TASK PROMPT
For this exercise, copy out each line of the material below that includes "xlabel".
------ DATA PROVIDED ------
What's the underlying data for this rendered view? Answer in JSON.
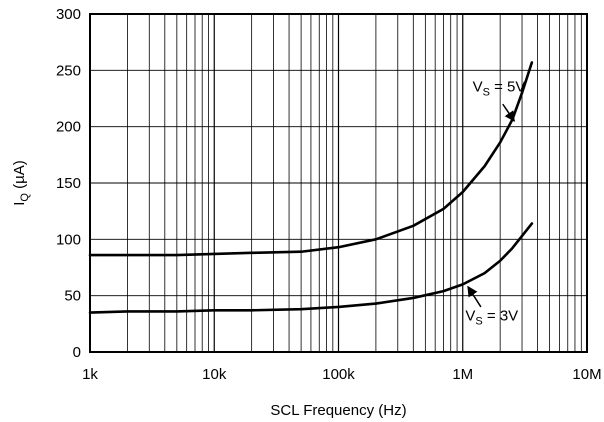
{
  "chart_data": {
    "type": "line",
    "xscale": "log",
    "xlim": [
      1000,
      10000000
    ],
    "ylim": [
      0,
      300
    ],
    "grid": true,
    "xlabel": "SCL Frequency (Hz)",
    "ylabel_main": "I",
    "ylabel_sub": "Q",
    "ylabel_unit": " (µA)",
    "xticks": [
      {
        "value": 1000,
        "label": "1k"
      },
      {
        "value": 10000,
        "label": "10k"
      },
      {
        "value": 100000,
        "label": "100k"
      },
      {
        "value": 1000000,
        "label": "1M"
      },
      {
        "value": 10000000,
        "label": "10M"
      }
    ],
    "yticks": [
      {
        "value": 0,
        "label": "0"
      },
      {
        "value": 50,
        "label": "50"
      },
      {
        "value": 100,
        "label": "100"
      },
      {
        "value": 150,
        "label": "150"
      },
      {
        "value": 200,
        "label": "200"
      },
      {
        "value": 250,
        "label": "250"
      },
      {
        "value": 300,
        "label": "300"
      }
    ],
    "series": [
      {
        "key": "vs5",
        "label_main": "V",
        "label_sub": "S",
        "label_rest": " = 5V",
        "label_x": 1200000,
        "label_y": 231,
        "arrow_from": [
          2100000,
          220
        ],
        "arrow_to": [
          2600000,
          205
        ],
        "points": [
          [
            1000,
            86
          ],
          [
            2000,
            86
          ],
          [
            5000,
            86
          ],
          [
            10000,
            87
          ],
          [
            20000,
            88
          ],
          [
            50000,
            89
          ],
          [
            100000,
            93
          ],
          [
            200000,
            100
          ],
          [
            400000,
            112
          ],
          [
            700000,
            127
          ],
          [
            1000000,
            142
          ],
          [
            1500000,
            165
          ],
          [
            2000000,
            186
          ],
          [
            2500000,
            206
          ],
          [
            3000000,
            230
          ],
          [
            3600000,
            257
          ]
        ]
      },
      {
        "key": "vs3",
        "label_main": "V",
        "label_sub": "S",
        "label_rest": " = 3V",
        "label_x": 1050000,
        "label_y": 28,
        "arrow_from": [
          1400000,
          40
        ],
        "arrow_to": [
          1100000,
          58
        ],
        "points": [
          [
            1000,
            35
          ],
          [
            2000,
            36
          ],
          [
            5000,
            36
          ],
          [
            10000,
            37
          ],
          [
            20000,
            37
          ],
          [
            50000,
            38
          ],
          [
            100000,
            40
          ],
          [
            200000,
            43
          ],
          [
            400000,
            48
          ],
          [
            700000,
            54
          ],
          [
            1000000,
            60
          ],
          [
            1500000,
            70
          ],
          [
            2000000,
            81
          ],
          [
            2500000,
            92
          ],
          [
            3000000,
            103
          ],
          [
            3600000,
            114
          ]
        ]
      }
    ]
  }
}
------
------ DATA PROVIDED ------
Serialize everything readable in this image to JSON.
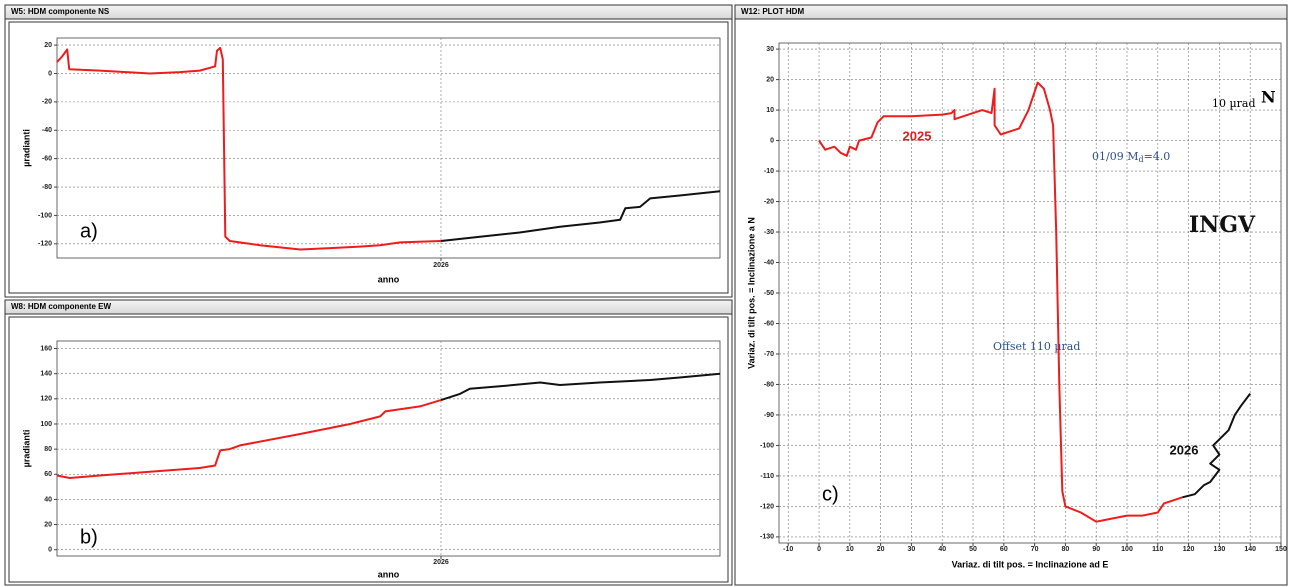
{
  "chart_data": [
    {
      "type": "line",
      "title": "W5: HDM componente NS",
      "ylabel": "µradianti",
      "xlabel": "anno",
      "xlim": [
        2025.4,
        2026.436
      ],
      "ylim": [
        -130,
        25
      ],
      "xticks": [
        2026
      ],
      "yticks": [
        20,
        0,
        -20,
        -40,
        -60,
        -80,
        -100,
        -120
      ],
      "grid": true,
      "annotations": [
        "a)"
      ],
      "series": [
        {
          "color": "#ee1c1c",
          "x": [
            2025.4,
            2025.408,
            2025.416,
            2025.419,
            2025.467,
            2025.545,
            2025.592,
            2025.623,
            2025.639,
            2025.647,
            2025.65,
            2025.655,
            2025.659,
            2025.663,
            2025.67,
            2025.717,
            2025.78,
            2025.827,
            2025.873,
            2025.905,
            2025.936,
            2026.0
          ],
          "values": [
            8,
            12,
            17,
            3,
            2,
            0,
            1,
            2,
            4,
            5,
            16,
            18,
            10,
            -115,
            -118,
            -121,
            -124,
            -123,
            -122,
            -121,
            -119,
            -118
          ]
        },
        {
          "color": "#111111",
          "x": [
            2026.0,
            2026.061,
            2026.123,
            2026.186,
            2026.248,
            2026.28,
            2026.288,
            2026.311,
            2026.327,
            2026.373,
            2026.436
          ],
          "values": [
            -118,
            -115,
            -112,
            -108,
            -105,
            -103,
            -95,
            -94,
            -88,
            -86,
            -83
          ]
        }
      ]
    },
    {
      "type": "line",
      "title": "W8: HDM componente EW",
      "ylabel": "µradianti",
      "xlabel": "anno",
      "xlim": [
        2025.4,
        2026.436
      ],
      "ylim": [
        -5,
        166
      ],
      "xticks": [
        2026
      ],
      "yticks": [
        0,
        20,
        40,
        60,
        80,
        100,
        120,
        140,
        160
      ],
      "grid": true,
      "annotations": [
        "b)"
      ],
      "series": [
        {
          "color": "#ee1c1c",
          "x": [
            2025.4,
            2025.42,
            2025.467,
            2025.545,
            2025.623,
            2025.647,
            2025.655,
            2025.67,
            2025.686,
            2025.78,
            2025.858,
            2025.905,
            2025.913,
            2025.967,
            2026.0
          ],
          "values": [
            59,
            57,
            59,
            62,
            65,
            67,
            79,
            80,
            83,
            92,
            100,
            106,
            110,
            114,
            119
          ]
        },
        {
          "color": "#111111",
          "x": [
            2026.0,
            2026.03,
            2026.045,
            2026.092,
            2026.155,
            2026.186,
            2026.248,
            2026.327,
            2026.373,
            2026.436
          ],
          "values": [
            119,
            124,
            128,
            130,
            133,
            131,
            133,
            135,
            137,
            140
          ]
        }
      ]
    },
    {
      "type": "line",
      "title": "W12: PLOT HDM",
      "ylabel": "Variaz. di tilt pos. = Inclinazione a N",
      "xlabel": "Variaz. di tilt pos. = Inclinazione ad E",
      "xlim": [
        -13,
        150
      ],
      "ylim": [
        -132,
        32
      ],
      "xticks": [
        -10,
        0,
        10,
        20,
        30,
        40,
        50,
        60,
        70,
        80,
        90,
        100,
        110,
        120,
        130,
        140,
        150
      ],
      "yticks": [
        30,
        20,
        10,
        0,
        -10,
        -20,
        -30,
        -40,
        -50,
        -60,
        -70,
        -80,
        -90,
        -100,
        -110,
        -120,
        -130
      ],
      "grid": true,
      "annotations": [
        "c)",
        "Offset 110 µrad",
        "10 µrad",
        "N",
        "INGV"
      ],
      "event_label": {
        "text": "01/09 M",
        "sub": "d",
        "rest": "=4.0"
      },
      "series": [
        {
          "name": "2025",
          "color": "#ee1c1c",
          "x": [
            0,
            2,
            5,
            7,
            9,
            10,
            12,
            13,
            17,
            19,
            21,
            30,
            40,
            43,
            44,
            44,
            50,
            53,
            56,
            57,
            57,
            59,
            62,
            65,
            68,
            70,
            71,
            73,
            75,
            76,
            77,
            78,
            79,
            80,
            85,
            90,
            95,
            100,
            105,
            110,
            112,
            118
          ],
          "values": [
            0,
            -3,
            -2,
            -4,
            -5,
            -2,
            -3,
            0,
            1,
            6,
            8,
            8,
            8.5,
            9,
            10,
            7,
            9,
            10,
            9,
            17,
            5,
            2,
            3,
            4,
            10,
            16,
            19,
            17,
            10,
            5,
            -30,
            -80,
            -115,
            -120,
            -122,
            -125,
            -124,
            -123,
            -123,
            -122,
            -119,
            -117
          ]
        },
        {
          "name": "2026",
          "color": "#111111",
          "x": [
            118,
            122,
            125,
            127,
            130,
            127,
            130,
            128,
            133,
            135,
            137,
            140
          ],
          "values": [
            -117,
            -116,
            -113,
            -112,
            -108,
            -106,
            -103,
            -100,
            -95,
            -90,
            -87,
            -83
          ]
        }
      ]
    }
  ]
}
------
OUTPUT FOR THIS TASK
    "xlabel": "SCL Frequency (Hz)",
      "xlabel": "anno",
      "xlabel": "anno",
      "xlabel": "Variaz. di tilt pos. = Inclinazione ad E",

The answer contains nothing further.